What you are asked to do.
Beneath this sentence is a set of records; write each of them out exactly.

Stored records.
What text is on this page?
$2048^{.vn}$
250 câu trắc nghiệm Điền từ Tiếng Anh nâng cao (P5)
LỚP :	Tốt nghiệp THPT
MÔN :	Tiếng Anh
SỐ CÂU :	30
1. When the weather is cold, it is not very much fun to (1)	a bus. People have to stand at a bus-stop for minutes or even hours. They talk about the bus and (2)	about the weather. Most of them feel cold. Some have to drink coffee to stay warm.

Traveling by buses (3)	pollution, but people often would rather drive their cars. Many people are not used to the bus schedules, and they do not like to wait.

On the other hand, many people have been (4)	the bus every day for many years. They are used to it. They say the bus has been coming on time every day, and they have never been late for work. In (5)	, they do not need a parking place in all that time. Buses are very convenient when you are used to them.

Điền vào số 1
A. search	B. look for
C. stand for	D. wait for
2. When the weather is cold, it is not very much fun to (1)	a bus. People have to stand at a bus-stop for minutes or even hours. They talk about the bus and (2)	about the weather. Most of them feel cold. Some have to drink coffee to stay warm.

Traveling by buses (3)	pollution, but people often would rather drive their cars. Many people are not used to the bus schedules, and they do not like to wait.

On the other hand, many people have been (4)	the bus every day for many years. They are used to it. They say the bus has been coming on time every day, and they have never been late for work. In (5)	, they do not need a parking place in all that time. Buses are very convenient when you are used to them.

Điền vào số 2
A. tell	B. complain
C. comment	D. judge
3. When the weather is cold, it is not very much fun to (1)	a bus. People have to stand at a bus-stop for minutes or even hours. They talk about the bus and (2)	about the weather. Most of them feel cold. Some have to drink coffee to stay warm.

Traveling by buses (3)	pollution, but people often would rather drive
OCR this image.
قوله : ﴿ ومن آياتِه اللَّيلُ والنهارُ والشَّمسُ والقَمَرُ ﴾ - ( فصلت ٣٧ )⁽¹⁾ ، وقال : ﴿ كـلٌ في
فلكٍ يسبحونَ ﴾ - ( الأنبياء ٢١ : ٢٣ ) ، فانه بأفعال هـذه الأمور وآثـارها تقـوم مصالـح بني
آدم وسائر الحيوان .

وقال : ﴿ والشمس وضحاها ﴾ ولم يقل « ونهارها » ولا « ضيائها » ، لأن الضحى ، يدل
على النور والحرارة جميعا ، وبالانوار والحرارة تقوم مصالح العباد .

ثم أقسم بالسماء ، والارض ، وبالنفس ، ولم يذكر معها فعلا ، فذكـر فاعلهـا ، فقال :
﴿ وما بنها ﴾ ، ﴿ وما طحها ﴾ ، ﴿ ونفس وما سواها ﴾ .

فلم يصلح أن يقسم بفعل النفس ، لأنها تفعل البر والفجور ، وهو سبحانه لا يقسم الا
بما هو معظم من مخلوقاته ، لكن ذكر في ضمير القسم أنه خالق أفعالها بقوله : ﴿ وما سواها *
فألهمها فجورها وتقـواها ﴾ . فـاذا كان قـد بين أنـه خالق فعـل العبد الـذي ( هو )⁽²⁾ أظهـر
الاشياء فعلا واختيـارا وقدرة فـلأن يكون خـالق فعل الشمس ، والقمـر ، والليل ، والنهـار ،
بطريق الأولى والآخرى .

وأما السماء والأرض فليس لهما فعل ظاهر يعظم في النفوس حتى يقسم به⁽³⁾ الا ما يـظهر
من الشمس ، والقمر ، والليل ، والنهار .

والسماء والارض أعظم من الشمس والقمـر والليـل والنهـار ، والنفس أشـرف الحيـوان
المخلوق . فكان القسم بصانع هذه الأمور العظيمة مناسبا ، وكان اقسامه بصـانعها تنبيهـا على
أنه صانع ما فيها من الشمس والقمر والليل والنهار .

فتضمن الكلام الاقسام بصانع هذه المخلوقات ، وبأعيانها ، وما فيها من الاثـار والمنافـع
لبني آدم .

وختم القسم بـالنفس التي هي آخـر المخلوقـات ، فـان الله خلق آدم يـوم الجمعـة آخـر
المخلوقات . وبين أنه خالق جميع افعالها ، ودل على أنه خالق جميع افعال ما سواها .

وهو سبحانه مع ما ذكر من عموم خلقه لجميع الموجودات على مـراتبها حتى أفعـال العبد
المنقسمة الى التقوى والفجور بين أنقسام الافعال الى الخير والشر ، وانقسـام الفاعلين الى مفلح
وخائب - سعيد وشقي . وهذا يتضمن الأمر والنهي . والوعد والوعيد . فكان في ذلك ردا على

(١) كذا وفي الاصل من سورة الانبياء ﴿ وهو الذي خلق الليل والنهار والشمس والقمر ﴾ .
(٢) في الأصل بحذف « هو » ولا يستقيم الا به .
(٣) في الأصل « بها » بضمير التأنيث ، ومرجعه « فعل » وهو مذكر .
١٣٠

Result for this exercise.
What text is on this page?
$2048^{.vn}$
250 câu trắc nghiệm Điền từ Tiếng Anh nâng cao (P5)
LỚP :	Tốt nghiệp THPT
MÔN :	Tiếng Anh
SỐ CÂU :	30
1. When the weather is cold, it is not very much fun to (1)	a bus. People have to stand at a bus-stop for minutes or even hours. They talk about the bus and (2)	about the weather. Most of them feel cold. Some have to drink coffee to stay warm.

Traveling by buses (3)	pollution, but people often would rather drive their cars. Many people are not used to the bus schedules, and they do not like to wait.

On the other hand, many people have been (4)	the bus every day for many years. They are used to it. They say the bus has been coming on time every day, and they have never been late for work. In (5)	, they do not need a parking place in all that time. Buses are very convenient when you are used to them.

Điền vào số 1
A. search	B. look for
C. stand for	D. wait for
2. When the weather is cold, it is not very much fun to (1)	a bus. People have to stand at a bus-stop for minutes or even hours. They talk about the bus and (2)	about the weather. Most of them feel cold. Some have to drink coffee to stay warm.

Traveling by buses (3)	pollution, but people often would rather drive their cars. Many people are not used to the bus schedules, and they do not like to wait.

On the other hand, many people have been (4)	the bus every day for many years. They are used to it. They say the bus has been coming on time every day, and they have never been late for work. In (5)	, they do not need a parking place in all that time. Buses are very convenient when you are used to them.

Điền vào số 2
A. tell	B. complain
C. comment	D. judge
3. When the weather is cold, it is not very much fun to (1)	a bus. People have to stand at a bus-stop for minutes or even hours. They talk about the bus and (2)	about the weather. Most of them feel cold. Some have to drink coffee to stay warm.

Traveling by buses (3)	pollution, but people often would rather drive
OCR this image.
قوله : ﴿ ومن آياتِه اللَّيلُ والنهارُ والشَّمسُ والقَمَرُ ﴾ - ( فصلت ٣٧ )⁽¹⁾ ، وقال : ﴿ كـلٌ في
فلكٍ يسبحونَ ﴾ - ( الأنبياء ٢١ : ٢٣ ) ، فانه بأفعال هـذه الأمور وآثـارها تقـوم مصالـح بني
آدم وسائر الحيوان .

وقال : ﴿ والشمس وضحاها ﴾ ولم يقل « ونهارها » ولا « ضيائها » ، لأن الضحى ، يدل
على النور والحرارة جميعا ، وبالانوار والحرارة تقوم مصالح العباد .

ثم أقسم بالسماء ، والارض ، وبالنفس ، ولم يذكر معها فعلا ، فذكـر فاعلهـا ، فقال :
﴿ وما بنها ﴾ ، ﴿ وما طحها ﴾ ، ﴿ ونفس وما سواها ﴾ .

فلم يصلح أن يقسم بفعل النفس ، لأنها تفعل البر والفجور ، وهو سبحانه لا يقسم الا
بما هو معظم من مخلوقاته ، لكن ذكر في ضمير القسم أنه خالق أفعالها بقوله : ﴿ وما سواها *
فألهمها فجورها وتقـواها ﴾ . فـاذا كان قـد بين أنـه خالق فعـل العبد الـذي ( هو )⁽²⁾ أظهـر
الاشياء فعلا واختيـارا وقدرة فـلأن يكون خـالق فعل الشمس ، والقمـر ، والليل ، والنهـار ،
بطريق الأولى والآخرى .

وأما السماء والأرض فليس لهما فعل ظاهر يعظم في النفوس حتى يقسم به⁽³⁾ الا ما يـظهر
من الشمس ، والقمر ، والليل ، والنهار .

والسماء والارض أعظم من الشمس والقمـر والليـل والنهـار ، والنفس أشـرف الحيـوان
المخلوق . فكان القسم بصانع هذه الأمور العظيمة مناسبا ، وكان اقسامه بصـانعها تنبيهـا على
أنه صانع ما فيها من الشمس والقمر والليل والنهار .

فتضمن الكلام الاقسام بصانع هذه المخلوقات ، وبأعيانها ، وما فيها من الاثـار والمنافـع
لبني آدم .

وختم القسم بـالنفس التي هي آخـر المخلوقـات ، فـان الله خلق آدم يـوم الجمعـة آخـر
المخلوقات . وبين أنه خالق جميع افعالها ، ودل على أنه خالق جميع افعال ما سواها .

وهو سبحانه مع ما ذكر من عموم خلقه لجميع الموجودات على مـراتبها حتى أفعـال العبد
المنقسمة الى التقوى والفجور بين أنقسام الافعال الى الخير والشر ، وانقسـام الفاعلين الى مفلح
وخائب - سعيد وشقي . وهذا يتضمن الأمر والنهي . والوعد والوعيد . فكان في ذلك ردا على

(١) كذا وفي الاصل من سورة الانبياء ﴿ وهو الذي خلق الليل والنهار والشمس والقمر ﴾ .
(٢) في الأصل بحذف « هو » ولا يستقيم الا به .
(٣) في الأصل « بها » بضمير التأنيث ، ومرجعه « فعل » وهو مذكر .
١٣٠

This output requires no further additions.